Short problem >>
Repeat the whole of the data, keeping every detail the same.

Data for this exercise >>
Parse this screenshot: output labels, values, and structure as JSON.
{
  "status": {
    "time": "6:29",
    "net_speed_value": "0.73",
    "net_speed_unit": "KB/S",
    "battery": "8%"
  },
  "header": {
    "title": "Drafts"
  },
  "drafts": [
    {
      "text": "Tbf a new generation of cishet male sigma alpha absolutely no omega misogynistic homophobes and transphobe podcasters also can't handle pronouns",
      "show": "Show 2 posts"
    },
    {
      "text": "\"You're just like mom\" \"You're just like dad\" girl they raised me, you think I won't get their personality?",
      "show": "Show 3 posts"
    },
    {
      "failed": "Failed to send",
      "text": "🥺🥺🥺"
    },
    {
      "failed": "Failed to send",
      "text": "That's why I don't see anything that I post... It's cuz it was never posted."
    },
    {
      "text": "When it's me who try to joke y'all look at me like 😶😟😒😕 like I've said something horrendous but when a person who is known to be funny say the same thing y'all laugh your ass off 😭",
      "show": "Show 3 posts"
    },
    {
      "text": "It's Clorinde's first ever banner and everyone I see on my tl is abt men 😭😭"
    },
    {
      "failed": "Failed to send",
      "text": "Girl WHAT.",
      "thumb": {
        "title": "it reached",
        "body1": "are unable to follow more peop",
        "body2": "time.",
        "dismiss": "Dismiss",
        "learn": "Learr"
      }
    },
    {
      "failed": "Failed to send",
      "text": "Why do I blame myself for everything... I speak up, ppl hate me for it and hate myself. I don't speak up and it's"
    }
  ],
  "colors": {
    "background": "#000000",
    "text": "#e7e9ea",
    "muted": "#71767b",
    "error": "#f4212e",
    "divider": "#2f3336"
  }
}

The response >>
Parse this screenshot: output labels, values, and structure as JSON.
{
  "status": {
    "time": "6:29",
    "net_speed_value": "0.73",
    "net_speed_unit": "KB/S",
    "battery": "8%"
  },
  "header": {
    "title": "Drafts"
  },
  "drafts": [
    {
      "text": "Tbf a new generation of cishet male sigma alpha absolutely no omega misogynistic homophobes and transphobe podcasters also can't handle pronouns",
      "show": "Show 2 posts"
    },
    {
      "text": "\"You're just like mom\" \"You're just like dad\" girl they raised me, you think I won't get their personality?",
      "show": "Show 3 posts"
    },
    {
      "failed": "Failed to send",
      "text": "🥺🥺🥺"
    },
    {
      "failed": "Failed to send",
      "text": "That's why I don't see anything that I post... It's cuz it was never posted."
    },
    {
      "text": "When it's me who try to joke y'all look at me like 😶😟😒😕 like I've said something horrendous but when a person who is known to be funny say the same thing y'all laugh your ass off 😭",
      "show": "Show 3 posts"
    },
    {
      "text": "It's Clorinde's first ever banner and everyone I see on my tl is abt men 😭😭"
    },
    {
      "failed": "Failed to send",
      "text": "Girl WHAT.",
      "thumb": {
        "title": "it reached",
        "body1": "are unable to follow more peop",
        "body2": "time.",
        "dismiss": "Dismiss",
        "learn": "Learr"
      }
    },
    {
      "failed": "Failed to send",
      "text": "Why do I blame myself for everything... I speak up, ppl hate me for it and hate myself. I don't speak up and it's"
    }
  ],
  "colors": {
    "background": "#000000",
    "text": "#e7e9ea",
    "muted": "#71767b",
    "error": "#f4212e",
    "divider": "#2f3336"
  }
}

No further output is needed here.